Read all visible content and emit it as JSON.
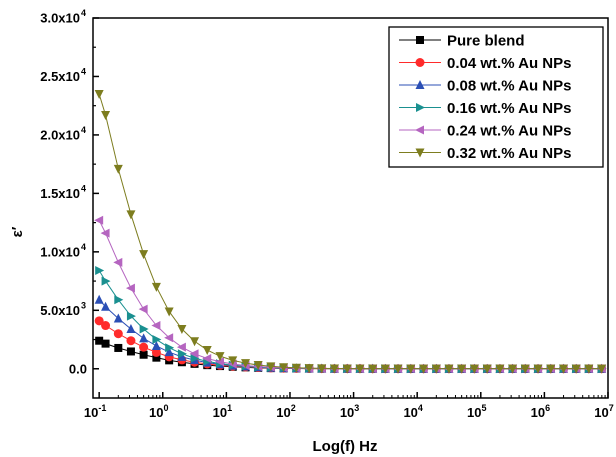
{
  "chart_data": {
    "type": "line",
    "title": "",
    "xlabel": "Log(f) Hz",
    "ylabel": "ε′",
    "x_scale": "log",
    "xlim": [
      0.08,
      10000000
    ],
    "ylim": [
      -2500,
      30000
    ],
    "grid": false,
    "legend_position": "top-right",
    "x_ticks": [
      {
        "value": 0.1,
        "mantissa": "10",
        "exp": "-1"
      },
      {
        "value": 1,
        "mantissa": "10",
        "exp": "0"
      },
      {
        "value": 10,
        "mantissa": "10",
        "exp": "1"
      },
      {
        "value": 100,
        "mantissa": "10",
        "exp": "2"
      },
      {
        "value": 1000,
        "mantissa": "10",
        "exp": "3"
      },
      {
        "value": 10000,
        "mantissa": "10",
        "exp": "4"
      },
      {
        "value": 100000,
        "mantissa": "10",
        "exp": "5"
      },
      {
        "value": 1000000,
        "mantissa": "10",
        "exp": "6"
      },
      {
        "value": 10000000,
        "mantissa": "10",
        "exp": "7"
      }
    ],
    "y_ticks": [
      {
        "value": 0,
        "text": "0.0",
        "exp": ""
      },
      {
        "value": 5000,
        "text": "5.0x10",
        "exp": "3"
      },
      {
        "value": 10000,
        "text": "1.0x10",
        "exp": "4"
      },
      {
        "value": 15000,
        "text": "1.5x10",
        "exp": "4"
      },
      {
        "value": 20000,
        "text": "2.0x10",
        "exp": "4"
      },
      {
        "value": 25000,
        "text": "2.5x10",
        "exp": "4"
      },
      {
        "value": 30000,
        "text": "3.0x10",
        "exp": "4"
      }
    ],
    "x": [
      0.1,
      0.126,
      0.2,
      0.316,
      0.5,
      0.794,
      1.26,
      2,
      3.16,
      5,
      7.94,
      12.6,
      20,
      31.6,
      50,
      79.4,
      126,
      200,
      316,
      500,
      794,
      1260,
      2000,
      3160,
      5000,
      7940,
      12600,
      20000,
      31600,
      50000,
      79400,
      126000,
      200000,
      316000,
      500000,
      794000,
      1260000,
      2000000,
      3160000,
      5000000,
      7940000
    ],
    "series": [
      {
        "name": "Pure blend",
        "marker": "square",
        "color": "#000000",
        "values": [
          2400,
          2150,
          1780,
          1480,
          1200,
          950,
          720,
          560,
          420,
          310,
          230,
          170,
          120,
          80,
          55,
          35,
          25,
          15,
          10,
          8,
          6,
          5,
          4,
          4,
          4,
          3,
          3,
          3,
          3,
          3,
          3,
          3,
          3,
          3,
          3,
          3,
          3,
          3,
          3,
          3,
          3
        ]
      },
      {
        "name": "0.04 wt.% Au NPs",
        "marker": "circle",
        "color": "#ff2b2b",
        "values": [
          4100,
          3700,
          3000,
          2400,
          1850,
          1400,
          1020,
          760,
          560,
          410,
          300,
          220,
          155,
          105,
          72,
          48,
          32,
          22,
          15,
          11,
          8,
          7,
          6,
          5,
          5,
          5,
          5,
          5,
          5,
          5,
          5,
          5,
          5,
          5,
          5,
          5,
          5,
          5,
          5,
          5,
          5
        ]
      },
      {
        "name": "0.08 wt.% Au NPs",
        "marker": "triangle-up",
        "color": "#2b4fb5",
        "values": [
          5900,
          5300,
          4300,
          3400,
          2600,
          1950,
          1420,
          1020,
          740,
          530,
          380,
          270,
          190,
          130,
          88,
          58,
          40,
          27,
          18,
          13,
          10,
          8,
          7,
          6,
          6,
          6,
          6,
          6,
          6,
          6,
          6,
          6,
          6,
          6,
          6,
          6,
          6,
          6,
          6,
          6,
          6
        ]
      },
      {
        "name": "0.16 wt.% Au NPs",
        "marker": "triangle-right",
        "color": "#1a9090",
        "values": [
          8400,
          7500,
          5900,
          4500,
          3400,
          2500,
          1800,
          1280,
          900,
          630,
          440,
          310,
          215,
          145,
          98,
          65,
          44,
          30,
          20,
          14,
          10,
          8,
          7,
          6,
          6,
          6,
          6,
          6,
          6,
          6,
          6,
          6,
          6,
          6,
          6,
          6,
          6,
          6,
          6,
          6,
          6
        ]
      },
      {
        "name": "0.24 wt.% Au NPs",
        "marker": "triangle-left",
        "color": "#b565c0",
        "values": [
          12700,
          11600,
          9100,
          6900,
          5100,
          3700,
          2650,
          1850,
          1280,
          880,
          600,
          410,
          280,
          190,
          125,
          82,
          54,
          36,
          24,
          16,
          12,
          9,
          8,
          7,
          7,
          7,
          7,
          7,
          7,
          7,
          7,
          7,
          7,
          7,
          7,
          7,
          7,
          7,
          7,
          7,
          7
        ]
      },
      {
        "name": "0.32 wt.% Au NPs",
        "marker": "triangle-down",
        "color": "#7d7d1f",
        "values": [
          23500,
          21700,
          17100,
          13200,
          9800,
          7000,
          4900,
          3400,
          2350,
          1600,
          1080,
          720,
          480,
          320,
          210,
          135,
          88,
          58,
          38,
          25,
          17,
          12,
          10,
          8,
          8,
          8,
          8,
          8,
          8,
          8,
          8,
          8,
          8,
          8,
          8,
          8,
          8,
          8,
          8,
          8,
          8
        ]
      }
    ]
  }
}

○ ○ ○

= TASK TO COMPLETE =
Each line in the listing above that contains "name" should be copied.

= RESPONSE TO THE EXERCISE =
        "name": "Pure blend",
        "name": "0.04 wt.% Au NPs",
        "name": "0.08 wt.% Au NPs",
        "name": "0.16 wt.% Au NPs",
        "name": "0.24 wt.% Au NPs",
        "name": "0.32 wt.% Au NPs",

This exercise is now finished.